*Written exercise A*
Show each line of the records below that contains the string "нахо", copied in full.

*Text section*
I am using Pytorch Lightning to train a UNet model for a binary segmentation task.
Model
import lightning.pytorch as pl
import segmentation_models_pytorch as smp
import torch.nn as nn
class UNet(pl.LightningModule):
def __init__(self, num_classes):
super().__init__()
self.model = smp.Unet(encoder_name='efficientnet-b2',
encoder_weights='imagenet',
classes=num_classes,
activation='sigmoid')
self.loss_fn = nn.BCEWithLogitsLoss()
self.automatic_optimization = True
self.save_hyperparameters()
def configure_optimizers(self) -> Any:
return super().configure_optimizers()
def training_step(self, batch, batch_idx):
img, gt = batch
output = self.model(img)
loss = self.loss_fn(output, gt)
self.log('train_loss', loss, on_epoch=True, on_step=True)
return loss
def validation_step(self, batch, batch_idx):
img, gt = batch
output = self.model(img)
loss = self.loss_fn(output, gt)
self.log('val_loss', loss, on_epoch=True, on_step=True)

*Task material*

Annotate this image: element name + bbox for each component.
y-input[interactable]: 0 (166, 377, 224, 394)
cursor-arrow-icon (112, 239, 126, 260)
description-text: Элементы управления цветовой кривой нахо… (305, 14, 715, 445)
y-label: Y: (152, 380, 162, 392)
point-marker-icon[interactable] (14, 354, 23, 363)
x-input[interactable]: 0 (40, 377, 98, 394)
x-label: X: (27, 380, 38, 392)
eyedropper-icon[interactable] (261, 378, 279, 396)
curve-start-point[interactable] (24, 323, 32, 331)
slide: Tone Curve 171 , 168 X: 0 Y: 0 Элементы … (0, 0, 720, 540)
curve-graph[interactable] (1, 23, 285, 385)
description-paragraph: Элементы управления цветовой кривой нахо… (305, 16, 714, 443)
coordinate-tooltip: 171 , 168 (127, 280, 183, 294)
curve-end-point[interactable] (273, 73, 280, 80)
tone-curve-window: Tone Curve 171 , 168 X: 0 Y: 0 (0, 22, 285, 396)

*Written exercise B*
Carry on the post about training a UNet with PyTorch Lightning from the point where it stops.

*Output A*
description-text: Элементы управления цветовой кривой нахо… (305, 14, 715, 445)
description-paragraph: Элементы управления цветовой кривой нахо… (305, 16, 714, 443)

*Output B*
When I have automatic_optimization
set to True
I get this error:
File "/Users/me/.pyenv/versions/venv/lib/python3.10/site-packages/torch/autograd/__init__.py", line 200, in backward
Variable._execution_engine.run_backward( # Calls into the C++ engine to run the backward pass
RuntimeError: element 0 of tensors does not require grad and does not have a grad_fn
When I have automatic_optimization
set to False
the Lightning invokes the training_step
successfully, but the validation_step
never gets called.
What’s the suggested approach when using Lightning? I’ve been reading the Manual Optimization section but not sure if it’s right to define the validation step inside training_step
.